** PROBLEM STATEMENT **
Look through the material and tally each line bearing the word "normes". Give only the total.

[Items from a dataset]
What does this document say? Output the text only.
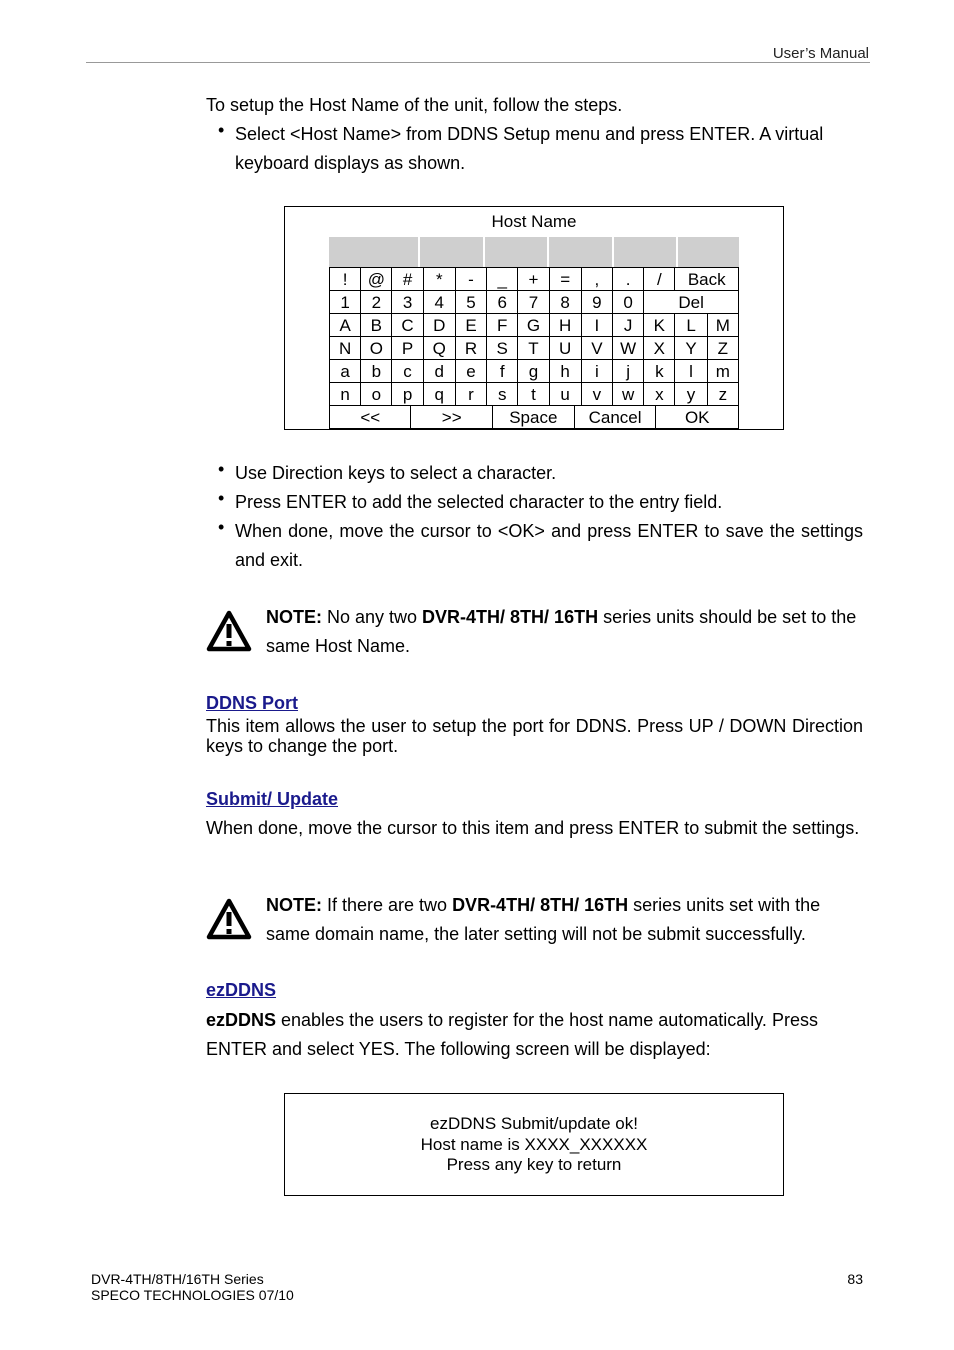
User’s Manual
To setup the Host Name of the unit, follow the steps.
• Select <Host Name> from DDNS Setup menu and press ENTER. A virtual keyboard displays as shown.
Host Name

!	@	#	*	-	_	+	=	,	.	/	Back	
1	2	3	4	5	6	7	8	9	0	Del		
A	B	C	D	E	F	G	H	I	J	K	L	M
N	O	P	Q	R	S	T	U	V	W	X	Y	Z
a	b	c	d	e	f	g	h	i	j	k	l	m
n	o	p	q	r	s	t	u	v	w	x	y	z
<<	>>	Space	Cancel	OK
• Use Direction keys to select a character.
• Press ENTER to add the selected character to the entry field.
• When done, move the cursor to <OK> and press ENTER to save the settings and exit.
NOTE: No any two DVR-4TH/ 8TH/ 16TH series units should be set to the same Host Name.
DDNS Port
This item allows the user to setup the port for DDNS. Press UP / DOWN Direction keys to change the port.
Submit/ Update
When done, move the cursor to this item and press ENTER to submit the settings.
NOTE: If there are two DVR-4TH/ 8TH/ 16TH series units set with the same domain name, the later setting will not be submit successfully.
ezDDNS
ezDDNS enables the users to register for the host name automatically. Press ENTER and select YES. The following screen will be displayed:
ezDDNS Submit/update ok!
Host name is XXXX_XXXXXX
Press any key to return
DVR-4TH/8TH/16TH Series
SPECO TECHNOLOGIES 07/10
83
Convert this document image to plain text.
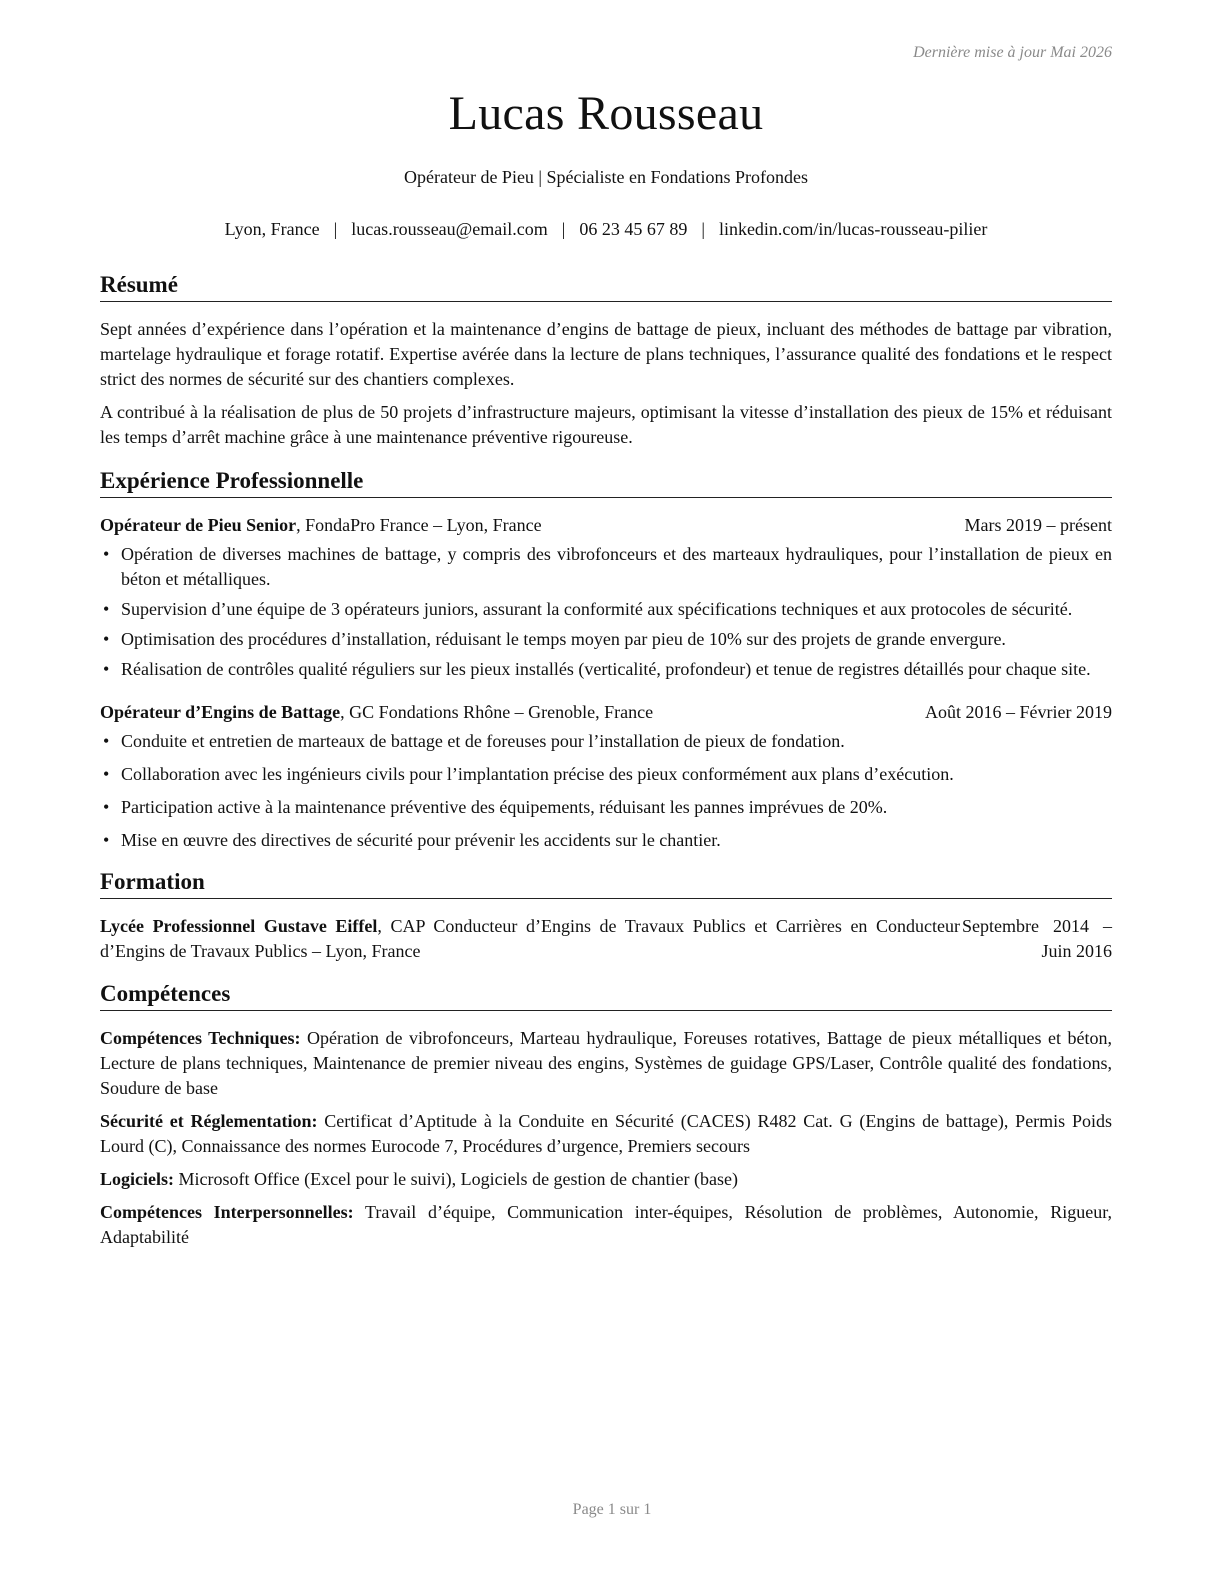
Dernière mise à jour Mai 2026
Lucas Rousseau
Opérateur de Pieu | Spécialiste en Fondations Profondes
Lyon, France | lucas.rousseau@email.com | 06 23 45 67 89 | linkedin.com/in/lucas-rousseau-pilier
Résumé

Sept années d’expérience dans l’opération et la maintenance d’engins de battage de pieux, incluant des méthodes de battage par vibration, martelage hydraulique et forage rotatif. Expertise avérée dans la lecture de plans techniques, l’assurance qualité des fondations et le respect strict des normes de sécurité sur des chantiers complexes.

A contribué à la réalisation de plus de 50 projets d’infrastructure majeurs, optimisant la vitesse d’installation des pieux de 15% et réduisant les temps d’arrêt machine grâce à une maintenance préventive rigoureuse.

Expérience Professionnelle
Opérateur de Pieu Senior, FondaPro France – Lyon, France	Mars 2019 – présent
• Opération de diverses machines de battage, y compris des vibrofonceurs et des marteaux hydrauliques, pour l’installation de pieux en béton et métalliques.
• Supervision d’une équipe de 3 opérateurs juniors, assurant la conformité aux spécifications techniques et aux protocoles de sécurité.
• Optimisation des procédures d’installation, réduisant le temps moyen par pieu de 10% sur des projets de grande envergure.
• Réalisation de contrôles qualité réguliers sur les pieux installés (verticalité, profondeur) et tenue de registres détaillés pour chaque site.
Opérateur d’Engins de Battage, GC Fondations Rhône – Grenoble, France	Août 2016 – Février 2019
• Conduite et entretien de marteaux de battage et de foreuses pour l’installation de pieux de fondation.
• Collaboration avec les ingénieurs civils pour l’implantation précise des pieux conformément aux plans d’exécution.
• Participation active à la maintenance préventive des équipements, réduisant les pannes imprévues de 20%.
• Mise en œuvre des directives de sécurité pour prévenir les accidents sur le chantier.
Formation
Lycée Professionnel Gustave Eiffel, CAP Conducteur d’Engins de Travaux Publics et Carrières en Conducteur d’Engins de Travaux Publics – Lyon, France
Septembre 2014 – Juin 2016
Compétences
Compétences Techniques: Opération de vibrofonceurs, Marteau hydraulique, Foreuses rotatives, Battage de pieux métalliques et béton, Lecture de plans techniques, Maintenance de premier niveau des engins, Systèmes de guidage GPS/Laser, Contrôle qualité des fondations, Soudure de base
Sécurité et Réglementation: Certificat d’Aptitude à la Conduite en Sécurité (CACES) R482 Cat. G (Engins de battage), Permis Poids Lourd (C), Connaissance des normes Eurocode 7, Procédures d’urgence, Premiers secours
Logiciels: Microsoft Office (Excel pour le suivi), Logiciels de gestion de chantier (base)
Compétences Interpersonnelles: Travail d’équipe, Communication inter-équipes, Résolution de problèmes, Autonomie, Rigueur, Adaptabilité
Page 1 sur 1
==
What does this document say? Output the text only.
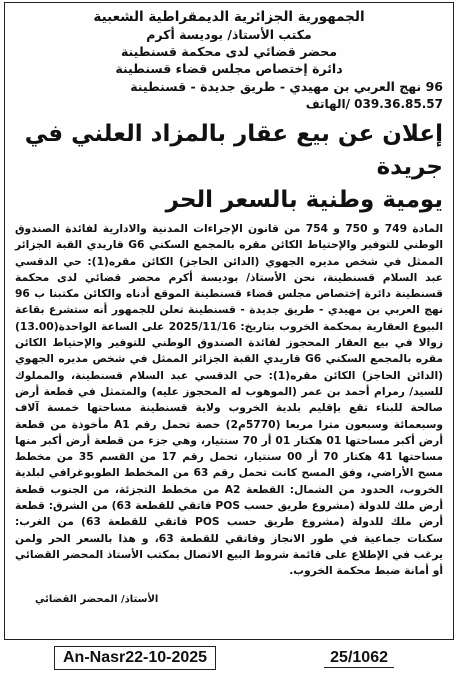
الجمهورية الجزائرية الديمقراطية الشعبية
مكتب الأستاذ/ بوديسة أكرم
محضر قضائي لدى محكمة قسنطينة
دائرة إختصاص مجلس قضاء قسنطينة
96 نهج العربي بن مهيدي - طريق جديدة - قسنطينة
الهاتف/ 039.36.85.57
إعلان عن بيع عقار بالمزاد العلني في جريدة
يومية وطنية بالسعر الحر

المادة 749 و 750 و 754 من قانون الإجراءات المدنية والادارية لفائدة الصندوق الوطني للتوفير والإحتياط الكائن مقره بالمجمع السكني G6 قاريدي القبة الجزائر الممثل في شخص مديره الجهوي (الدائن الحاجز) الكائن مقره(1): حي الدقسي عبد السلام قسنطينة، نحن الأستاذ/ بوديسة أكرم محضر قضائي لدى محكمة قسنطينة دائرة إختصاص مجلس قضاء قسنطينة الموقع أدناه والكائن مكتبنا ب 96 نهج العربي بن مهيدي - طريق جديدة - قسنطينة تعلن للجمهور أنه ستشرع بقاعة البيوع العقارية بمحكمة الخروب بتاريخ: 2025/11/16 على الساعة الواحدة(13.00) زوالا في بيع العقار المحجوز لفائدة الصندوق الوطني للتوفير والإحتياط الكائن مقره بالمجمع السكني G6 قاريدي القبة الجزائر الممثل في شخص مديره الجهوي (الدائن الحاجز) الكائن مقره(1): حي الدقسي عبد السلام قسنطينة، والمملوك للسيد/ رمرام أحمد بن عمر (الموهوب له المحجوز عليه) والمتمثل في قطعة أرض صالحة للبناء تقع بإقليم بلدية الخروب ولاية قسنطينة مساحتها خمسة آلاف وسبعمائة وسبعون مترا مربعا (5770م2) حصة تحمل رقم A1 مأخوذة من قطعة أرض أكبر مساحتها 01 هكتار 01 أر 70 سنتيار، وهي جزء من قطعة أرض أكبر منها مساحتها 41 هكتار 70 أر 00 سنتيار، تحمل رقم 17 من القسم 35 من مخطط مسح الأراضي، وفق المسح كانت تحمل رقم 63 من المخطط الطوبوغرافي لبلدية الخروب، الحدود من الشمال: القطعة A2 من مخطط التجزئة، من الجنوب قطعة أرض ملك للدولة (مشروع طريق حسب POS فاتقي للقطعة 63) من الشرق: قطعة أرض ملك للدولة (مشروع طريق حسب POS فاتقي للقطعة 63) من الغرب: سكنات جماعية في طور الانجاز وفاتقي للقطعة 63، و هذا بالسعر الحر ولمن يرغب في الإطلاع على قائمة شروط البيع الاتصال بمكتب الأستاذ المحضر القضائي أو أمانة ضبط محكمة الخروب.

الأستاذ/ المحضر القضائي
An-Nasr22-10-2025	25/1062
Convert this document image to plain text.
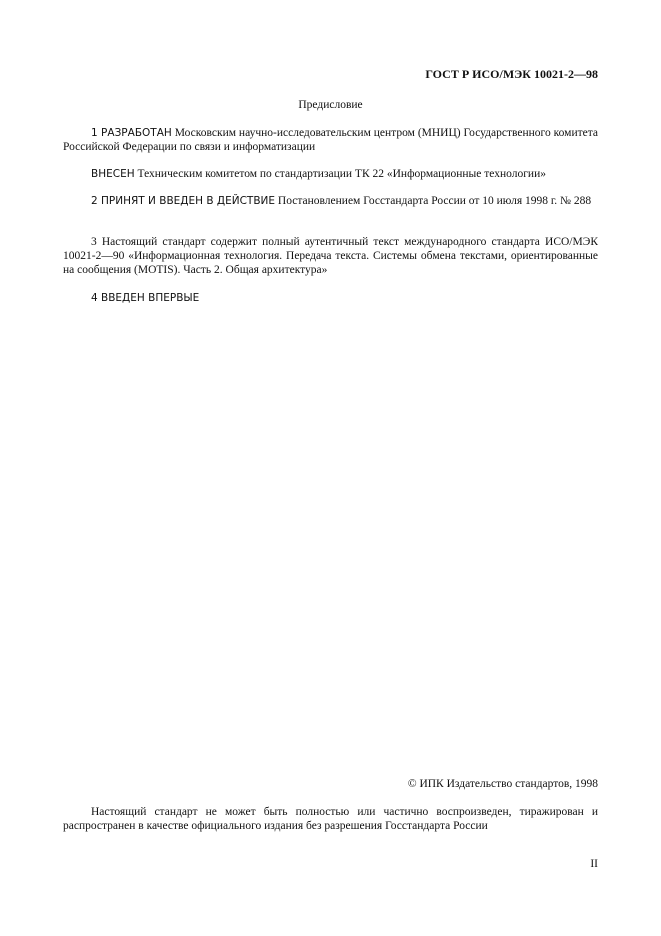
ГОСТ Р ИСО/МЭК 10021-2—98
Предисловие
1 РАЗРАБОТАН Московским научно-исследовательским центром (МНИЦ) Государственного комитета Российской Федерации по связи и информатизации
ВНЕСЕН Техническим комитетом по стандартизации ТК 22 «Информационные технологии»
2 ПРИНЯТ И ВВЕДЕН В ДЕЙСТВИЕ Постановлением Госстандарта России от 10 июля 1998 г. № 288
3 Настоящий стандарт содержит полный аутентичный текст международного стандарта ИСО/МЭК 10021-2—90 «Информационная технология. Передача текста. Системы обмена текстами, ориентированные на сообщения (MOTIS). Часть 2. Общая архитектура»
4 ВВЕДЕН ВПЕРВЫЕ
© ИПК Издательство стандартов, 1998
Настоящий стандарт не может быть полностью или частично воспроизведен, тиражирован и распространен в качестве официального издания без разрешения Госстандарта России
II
---
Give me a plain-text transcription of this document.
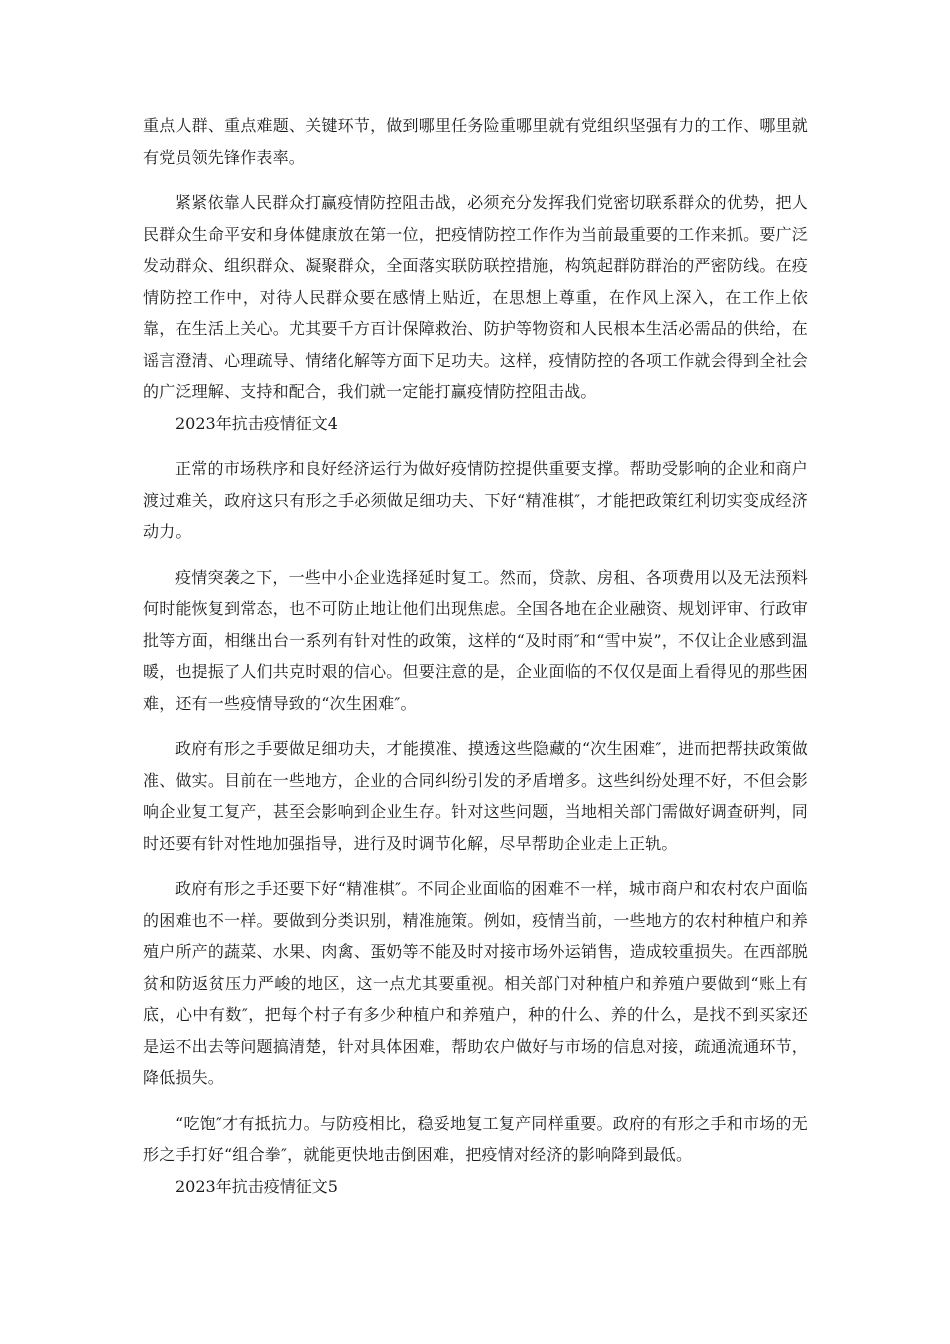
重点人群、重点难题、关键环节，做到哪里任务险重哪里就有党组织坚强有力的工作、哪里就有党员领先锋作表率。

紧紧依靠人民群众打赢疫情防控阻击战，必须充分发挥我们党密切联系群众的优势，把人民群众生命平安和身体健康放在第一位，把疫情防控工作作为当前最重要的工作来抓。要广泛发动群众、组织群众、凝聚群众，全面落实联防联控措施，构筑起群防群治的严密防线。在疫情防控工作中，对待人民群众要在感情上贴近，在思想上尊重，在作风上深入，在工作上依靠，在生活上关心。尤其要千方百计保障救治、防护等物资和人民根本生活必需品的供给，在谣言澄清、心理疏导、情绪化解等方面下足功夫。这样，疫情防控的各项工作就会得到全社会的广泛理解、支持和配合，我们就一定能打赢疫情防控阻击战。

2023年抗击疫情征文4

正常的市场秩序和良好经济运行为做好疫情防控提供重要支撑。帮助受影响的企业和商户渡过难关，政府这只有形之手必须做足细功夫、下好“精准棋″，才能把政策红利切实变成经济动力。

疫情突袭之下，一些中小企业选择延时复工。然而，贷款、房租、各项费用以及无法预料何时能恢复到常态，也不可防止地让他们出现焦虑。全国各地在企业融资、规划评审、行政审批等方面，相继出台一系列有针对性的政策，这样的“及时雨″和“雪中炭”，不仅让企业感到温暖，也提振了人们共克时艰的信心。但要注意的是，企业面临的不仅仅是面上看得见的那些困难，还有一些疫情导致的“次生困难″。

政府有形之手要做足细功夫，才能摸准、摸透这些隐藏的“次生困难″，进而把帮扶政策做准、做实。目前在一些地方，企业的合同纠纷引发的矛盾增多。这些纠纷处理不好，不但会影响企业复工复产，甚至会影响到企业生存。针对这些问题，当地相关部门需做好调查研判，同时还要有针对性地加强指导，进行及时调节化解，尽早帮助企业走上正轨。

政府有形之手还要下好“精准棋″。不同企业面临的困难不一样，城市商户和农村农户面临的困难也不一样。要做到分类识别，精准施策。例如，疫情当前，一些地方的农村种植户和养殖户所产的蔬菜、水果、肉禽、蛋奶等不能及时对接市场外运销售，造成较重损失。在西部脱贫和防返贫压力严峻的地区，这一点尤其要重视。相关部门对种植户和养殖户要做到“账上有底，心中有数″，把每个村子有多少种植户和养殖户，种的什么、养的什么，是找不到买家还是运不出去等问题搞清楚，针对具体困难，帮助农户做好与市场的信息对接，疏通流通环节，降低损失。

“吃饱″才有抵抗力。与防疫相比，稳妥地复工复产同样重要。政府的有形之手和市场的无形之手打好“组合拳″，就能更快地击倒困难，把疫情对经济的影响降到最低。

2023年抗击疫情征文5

** RESPONSE BELOW **
2